## Given task
How would the satirical news piece on President Bush's campaign proposals go on? Write its next few paragraphs, picking up after the last sentence.

## Source
━━━━━━━━━━

Earlier this week, President Bush promised to “meet the press,” but as of this edition, the White House has refused to return calls from Junk Bros News.

JBN CEO, Rich Bossmund, decried the administration’s behavior as “Disgusting.”

It reminds this reporter of when I was stationed on the USS Hopper (DDG 70) before I retired with 22 years in the Navy. Piecing together scraps from the Press Pool, I’m able to tell you that the President is campaigning for re-election.

In speeches, President Bush has called for:

  • Tart Reform
  • An End to Frivolous Suits
  • A New Energy Bill
  • A Constitutional Amendment Consigning Married Couples to Unions

It is almost a certainty that President Bush will have to be President in order to carry out his campaign. Many tarts are shocked by the President’s proposals, especially, his making them this close to Valentine’s Day, or “V.D.” One tart who wishes to remain unidentified stated “there would be a Presidential Polling over the Oval Office’s reforms.”

Fans of the King of Perp, Michael Jackson, are in an uproar over Bush’s cutting-off of frivolous suits. “What will Michael wear?” asked one devotee, while sipping from a can of Dr. Perky. Look for Dennis Rodman to protest this one on Oprah.

And it is obvious to anyone, that the President believes this nation needs a new energy bill, since it can’t pay the current one. I would gladly volunteer my energy bill, if the President calls.

━━━━━━━━━━

## Extracted information
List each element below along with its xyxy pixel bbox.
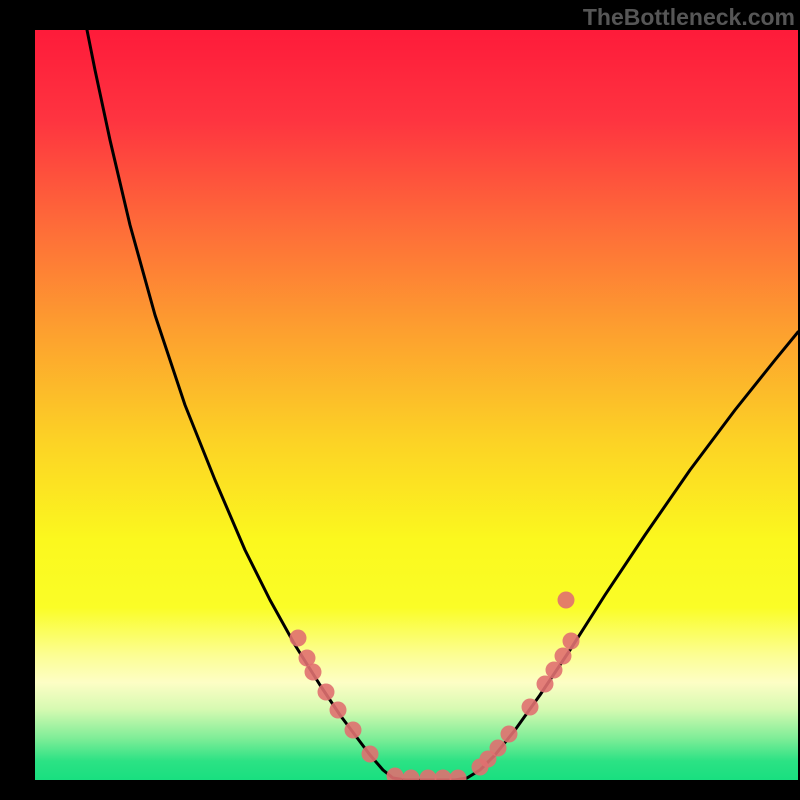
- markers-trough: [387, 768, 467, 781]
- curve-layer: [35, 30, 798, 780]
- data-marker: [345, 722, 362, 739]
- markers-left: [290, 630, 379, 763]
- data-marker: [555, 648, 572, 665]
- markers-right: [472, 633, 580, 776]
- data-marker: [537, 676, 554, 693]
- data-marker: [546, 662, 563, 679]
- watermark-text: TheBottleneck.com: [583, 4, 795, 31]
- data-marker: [450, 770, 467, 781]
- markers-outlier: [558, 592, 575, 609]
- data-marker: [362, 746, 379, 763]
- data-marker: [330, 702, 347, 719]
- data-marker: [305, 664, 322, 681]
- data-marker: [563, 633, 580, 650]
- data-marker: [522, 699, 539, 716]
- data-marker: [501, 726, 518, 743]
- data-marker: [420, 770, 437, 781]
- data-marker: [490, 740, 507, 757]
- plot-area: [35, 30, 798, 780]
- data-marker: [318, 684, 335, 701]
- data-marker: [435, 770, 452, 781]
- bottleneck-curve: [87, 30, 798, 780]
- data-marker: [558, 592, 575, 609]
- data-marker: [403, 770, 420, 781]
- data-marker: [387, 768, 404, 781]
- data-marker: [290, 630, 307, 647]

━━━━━━━━━━

## Reply
But perhaps the most perplexing proposition from President Bush is that married men and women must join unions. Some pundits are speculating that the Teamsters may have a special interest in this legislation.
On the other side of the aisle, the Democrats are still talking up Decaucus. Didn’t he lose against Reagan-Bush already? And it appears that Howard Dean is the big winner… Howard Dean collected $50 dollars on a $1 dollar scratch-n-sniff off.

In other DNC newz, John Forbes Kerry won the front-runner best in show at the Westminster Dog show. According to the judges, Kerry had impeccable grooming of hair, and could speak on command. Unfortunately for John Edwards, Kerry must have dutied in his back yard down south.

They’re supposed to have it all worked-out in time for the big DNC Boston Tea Party, later this year. We’re betting that it will be sweet-tea and warm.